**Problem**
Give the number of lines in this listing that contain "Output", with no other words.

**Exercise inputs**
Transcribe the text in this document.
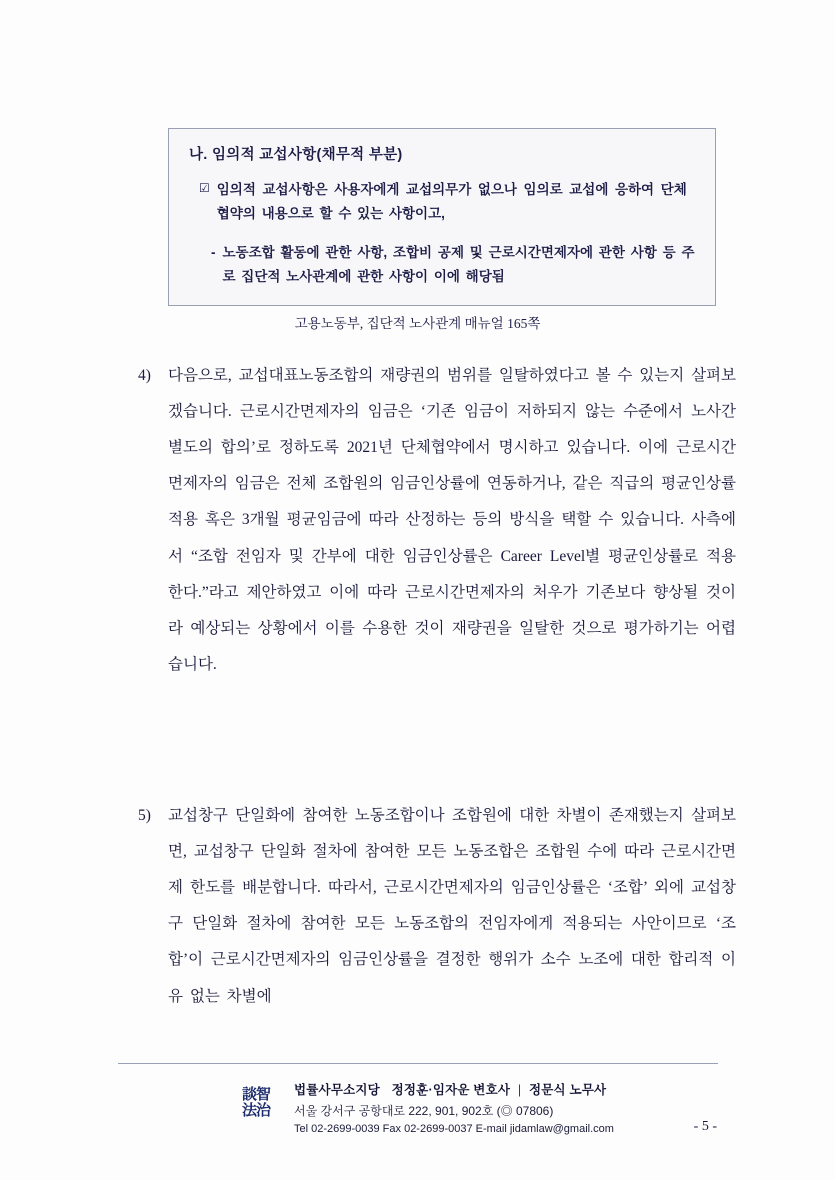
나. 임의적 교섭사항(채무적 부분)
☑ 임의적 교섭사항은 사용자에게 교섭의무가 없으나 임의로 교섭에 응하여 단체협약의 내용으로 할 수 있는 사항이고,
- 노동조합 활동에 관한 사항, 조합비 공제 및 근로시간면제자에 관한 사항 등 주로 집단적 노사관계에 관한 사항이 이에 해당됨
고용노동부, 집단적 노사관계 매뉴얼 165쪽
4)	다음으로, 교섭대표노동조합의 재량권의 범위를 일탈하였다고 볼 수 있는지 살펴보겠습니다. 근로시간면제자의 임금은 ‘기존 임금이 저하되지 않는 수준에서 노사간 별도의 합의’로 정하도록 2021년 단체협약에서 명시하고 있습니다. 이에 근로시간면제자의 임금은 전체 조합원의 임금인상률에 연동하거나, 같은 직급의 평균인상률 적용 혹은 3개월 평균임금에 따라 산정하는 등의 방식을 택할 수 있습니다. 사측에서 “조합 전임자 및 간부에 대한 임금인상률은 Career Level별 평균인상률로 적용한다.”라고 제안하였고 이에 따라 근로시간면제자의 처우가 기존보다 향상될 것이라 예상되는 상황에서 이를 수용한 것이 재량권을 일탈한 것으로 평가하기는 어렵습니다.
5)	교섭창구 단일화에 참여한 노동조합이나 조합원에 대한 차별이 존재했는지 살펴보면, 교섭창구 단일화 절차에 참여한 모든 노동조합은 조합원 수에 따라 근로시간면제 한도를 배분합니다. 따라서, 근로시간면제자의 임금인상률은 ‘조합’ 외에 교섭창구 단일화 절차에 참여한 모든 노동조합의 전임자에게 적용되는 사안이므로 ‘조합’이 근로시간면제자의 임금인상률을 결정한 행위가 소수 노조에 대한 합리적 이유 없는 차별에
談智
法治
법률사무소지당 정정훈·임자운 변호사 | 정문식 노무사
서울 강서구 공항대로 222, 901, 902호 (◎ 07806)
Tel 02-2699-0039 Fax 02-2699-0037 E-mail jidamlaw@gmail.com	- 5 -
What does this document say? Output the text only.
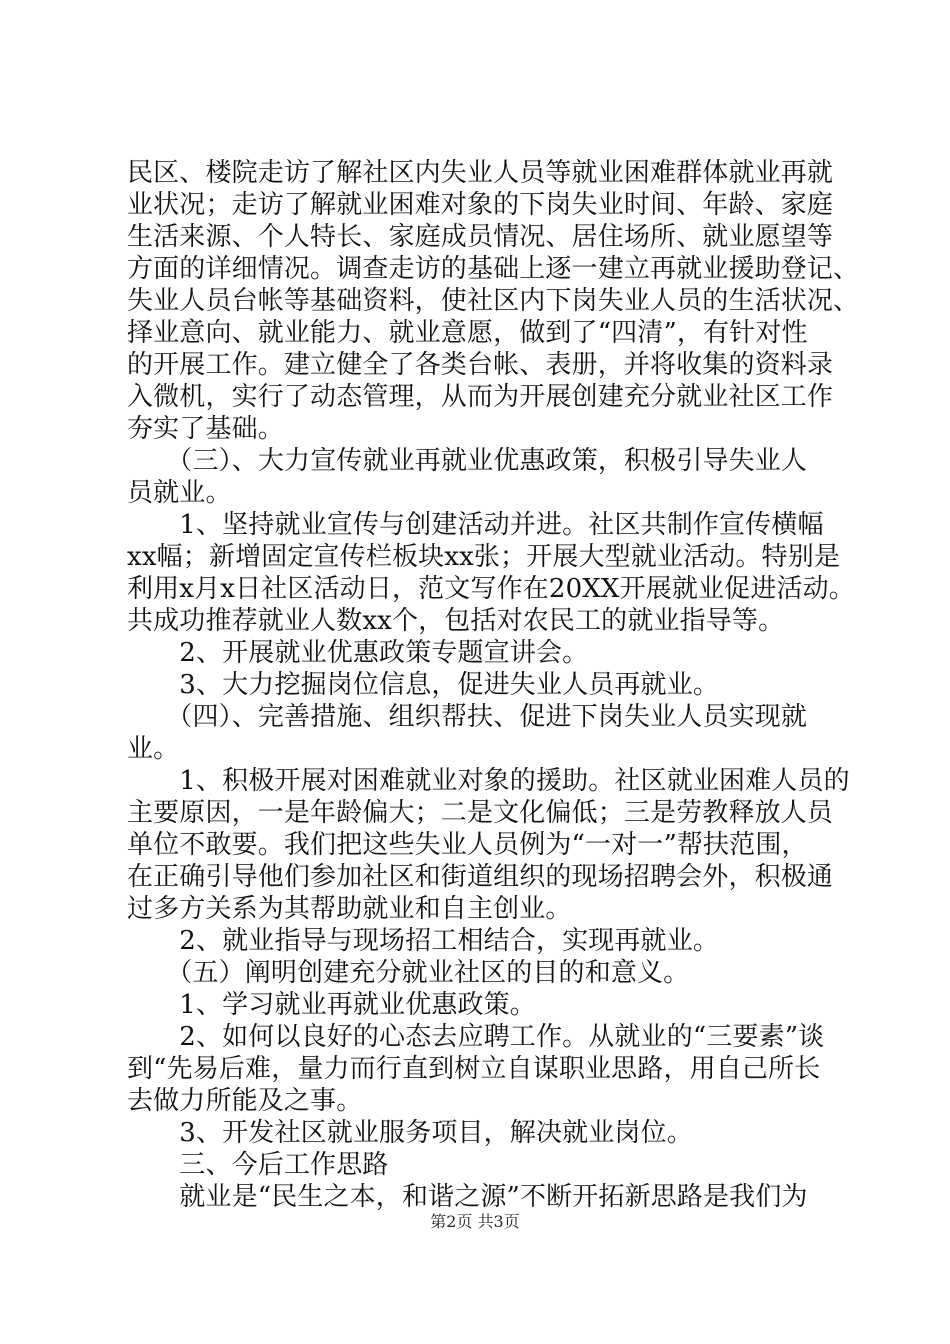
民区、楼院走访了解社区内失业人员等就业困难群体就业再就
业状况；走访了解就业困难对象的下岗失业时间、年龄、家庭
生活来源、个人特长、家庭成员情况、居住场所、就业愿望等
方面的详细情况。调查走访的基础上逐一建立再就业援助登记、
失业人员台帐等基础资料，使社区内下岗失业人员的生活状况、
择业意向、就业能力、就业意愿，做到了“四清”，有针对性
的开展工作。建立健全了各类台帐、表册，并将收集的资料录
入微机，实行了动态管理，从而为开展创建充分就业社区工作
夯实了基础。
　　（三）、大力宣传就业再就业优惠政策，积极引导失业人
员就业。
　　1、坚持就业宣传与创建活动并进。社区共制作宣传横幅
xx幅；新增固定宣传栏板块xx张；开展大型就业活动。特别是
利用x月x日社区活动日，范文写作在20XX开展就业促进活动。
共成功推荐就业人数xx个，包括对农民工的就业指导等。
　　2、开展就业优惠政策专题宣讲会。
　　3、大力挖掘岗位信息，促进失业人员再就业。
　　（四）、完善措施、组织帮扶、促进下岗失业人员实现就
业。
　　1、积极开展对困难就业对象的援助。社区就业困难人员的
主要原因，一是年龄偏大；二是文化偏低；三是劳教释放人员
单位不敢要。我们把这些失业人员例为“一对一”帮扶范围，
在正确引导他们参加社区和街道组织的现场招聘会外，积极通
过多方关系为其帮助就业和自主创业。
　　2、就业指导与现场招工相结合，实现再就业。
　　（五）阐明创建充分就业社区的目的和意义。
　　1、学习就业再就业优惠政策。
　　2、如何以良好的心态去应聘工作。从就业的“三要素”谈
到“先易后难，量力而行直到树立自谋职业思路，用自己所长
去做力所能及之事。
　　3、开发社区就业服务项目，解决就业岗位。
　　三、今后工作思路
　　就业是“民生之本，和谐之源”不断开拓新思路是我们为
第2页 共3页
--
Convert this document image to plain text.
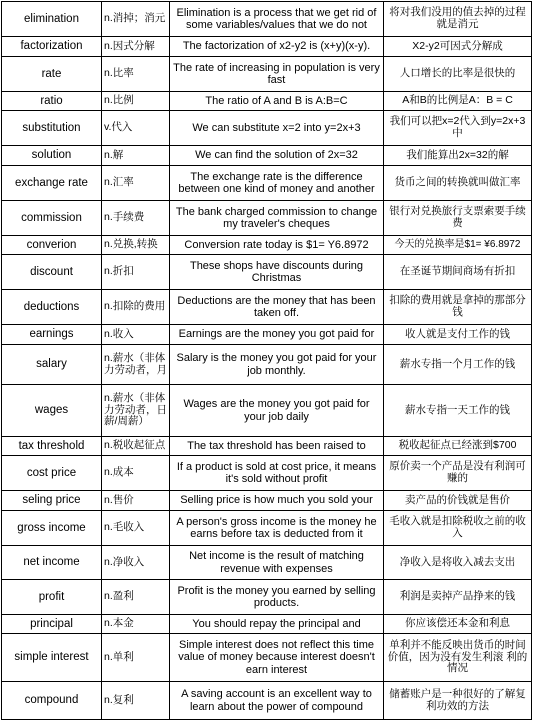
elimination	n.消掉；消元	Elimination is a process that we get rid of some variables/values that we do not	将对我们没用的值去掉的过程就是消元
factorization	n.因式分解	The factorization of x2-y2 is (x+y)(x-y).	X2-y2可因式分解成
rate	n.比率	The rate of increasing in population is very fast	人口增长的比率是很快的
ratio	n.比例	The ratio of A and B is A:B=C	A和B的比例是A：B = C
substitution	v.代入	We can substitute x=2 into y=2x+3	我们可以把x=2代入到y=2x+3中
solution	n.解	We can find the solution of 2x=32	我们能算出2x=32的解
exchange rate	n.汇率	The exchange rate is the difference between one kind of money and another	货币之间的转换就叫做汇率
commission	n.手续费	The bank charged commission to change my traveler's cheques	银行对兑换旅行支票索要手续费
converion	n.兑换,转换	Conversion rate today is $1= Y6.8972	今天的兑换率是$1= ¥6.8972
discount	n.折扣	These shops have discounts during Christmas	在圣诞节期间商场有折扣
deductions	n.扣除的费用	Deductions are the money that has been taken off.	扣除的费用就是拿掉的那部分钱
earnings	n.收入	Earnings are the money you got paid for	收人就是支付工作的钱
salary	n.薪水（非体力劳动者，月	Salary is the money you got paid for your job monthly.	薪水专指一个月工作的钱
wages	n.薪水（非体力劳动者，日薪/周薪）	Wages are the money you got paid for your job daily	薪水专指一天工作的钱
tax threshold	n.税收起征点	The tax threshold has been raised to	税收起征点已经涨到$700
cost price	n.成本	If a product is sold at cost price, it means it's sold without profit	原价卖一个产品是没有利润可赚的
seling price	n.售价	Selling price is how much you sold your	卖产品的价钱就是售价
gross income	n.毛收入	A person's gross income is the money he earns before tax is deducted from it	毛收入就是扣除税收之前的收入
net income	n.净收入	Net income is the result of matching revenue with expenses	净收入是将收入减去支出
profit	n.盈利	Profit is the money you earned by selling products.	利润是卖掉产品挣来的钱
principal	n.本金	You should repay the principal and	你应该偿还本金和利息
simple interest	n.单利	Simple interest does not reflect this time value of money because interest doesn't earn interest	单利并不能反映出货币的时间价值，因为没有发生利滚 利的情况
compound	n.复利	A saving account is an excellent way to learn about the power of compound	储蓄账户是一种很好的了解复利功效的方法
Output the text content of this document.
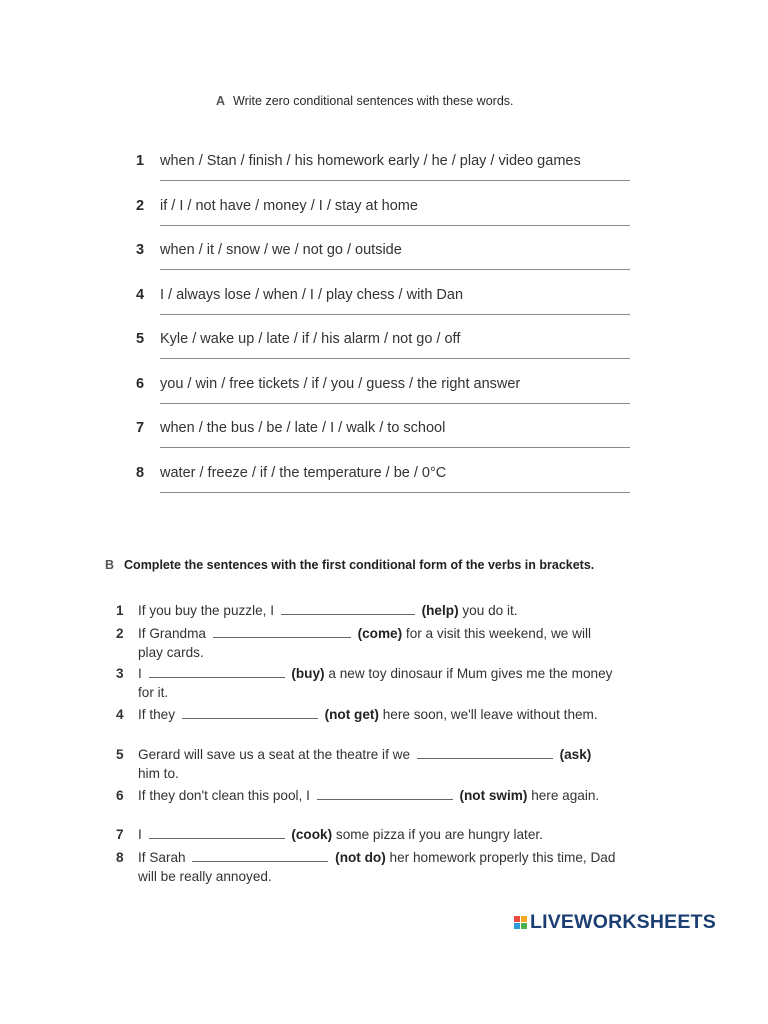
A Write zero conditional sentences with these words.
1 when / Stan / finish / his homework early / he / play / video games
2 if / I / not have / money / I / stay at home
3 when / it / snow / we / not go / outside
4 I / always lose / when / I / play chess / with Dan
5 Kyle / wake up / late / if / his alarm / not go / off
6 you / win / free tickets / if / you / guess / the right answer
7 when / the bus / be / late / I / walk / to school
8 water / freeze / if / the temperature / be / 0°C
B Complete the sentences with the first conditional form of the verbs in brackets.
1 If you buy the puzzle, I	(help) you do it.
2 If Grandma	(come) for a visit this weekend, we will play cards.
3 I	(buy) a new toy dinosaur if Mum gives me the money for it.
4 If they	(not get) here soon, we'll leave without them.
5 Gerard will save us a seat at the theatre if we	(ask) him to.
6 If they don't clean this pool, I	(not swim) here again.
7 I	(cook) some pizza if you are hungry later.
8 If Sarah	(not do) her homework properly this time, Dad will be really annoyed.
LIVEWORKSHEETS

**Written solution**
2